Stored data
>> start

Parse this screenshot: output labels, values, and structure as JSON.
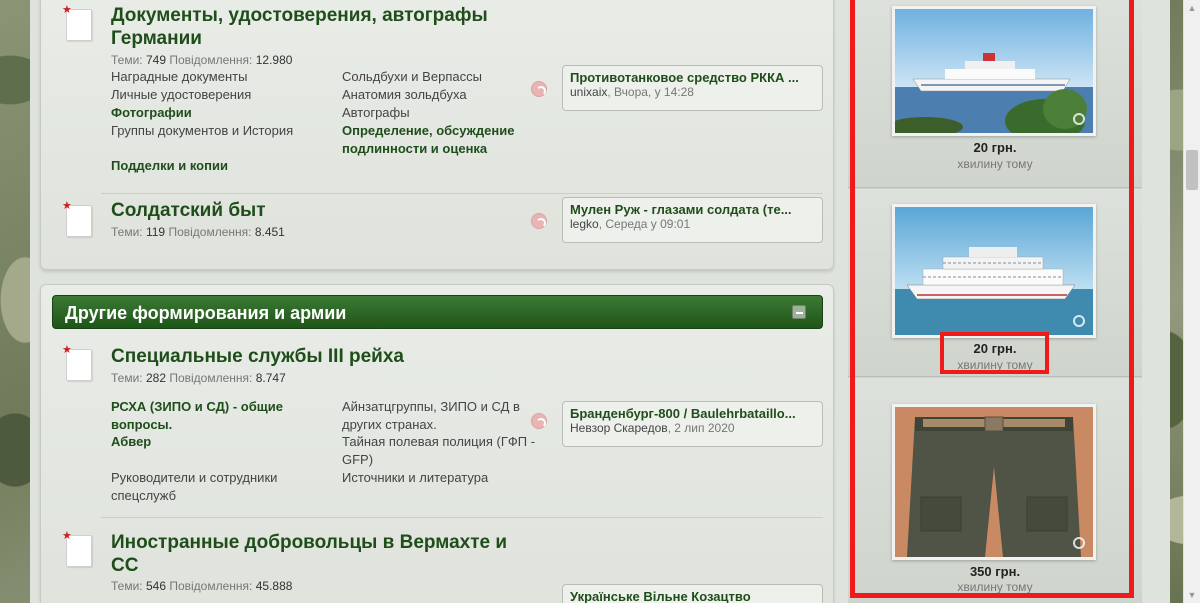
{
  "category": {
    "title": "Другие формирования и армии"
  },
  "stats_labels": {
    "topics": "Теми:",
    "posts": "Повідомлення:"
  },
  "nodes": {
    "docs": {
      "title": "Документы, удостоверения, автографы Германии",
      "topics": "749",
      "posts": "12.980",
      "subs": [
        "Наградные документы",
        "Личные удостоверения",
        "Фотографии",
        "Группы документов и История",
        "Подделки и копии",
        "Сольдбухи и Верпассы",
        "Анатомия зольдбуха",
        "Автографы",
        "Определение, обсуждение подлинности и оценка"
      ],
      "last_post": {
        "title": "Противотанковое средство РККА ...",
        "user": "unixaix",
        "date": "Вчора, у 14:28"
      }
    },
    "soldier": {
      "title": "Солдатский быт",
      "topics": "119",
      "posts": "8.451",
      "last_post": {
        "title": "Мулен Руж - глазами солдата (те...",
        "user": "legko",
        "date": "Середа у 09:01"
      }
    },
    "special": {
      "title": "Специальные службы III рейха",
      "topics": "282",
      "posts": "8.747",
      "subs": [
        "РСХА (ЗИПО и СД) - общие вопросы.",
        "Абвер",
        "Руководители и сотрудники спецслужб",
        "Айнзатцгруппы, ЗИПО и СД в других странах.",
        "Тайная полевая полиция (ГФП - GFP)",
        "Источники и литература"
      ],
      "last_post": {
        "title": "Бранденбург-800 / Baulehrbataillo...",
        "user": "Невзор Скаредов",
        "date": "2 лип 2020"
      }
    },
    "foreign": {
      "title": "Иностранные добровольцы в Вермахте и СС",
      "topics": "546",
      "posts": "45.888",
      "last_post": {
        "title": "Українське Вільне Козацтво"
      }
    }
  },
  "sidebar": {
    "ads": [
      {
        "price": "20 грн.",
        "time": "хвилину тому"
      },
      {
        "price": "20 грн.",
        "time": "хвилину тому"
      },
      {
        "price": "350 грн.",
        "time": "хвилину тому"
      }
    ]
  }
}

>> end

**TASK TO CARRY OUT**
Show the lines from the data above that contain the string "ЗИПО".

**TASK RESPONSE**
        "РСХА (ЗИПО и СД) - общие вопросы.",
        "Айнзатцгруппы, ЗИПО и СД в других странах.",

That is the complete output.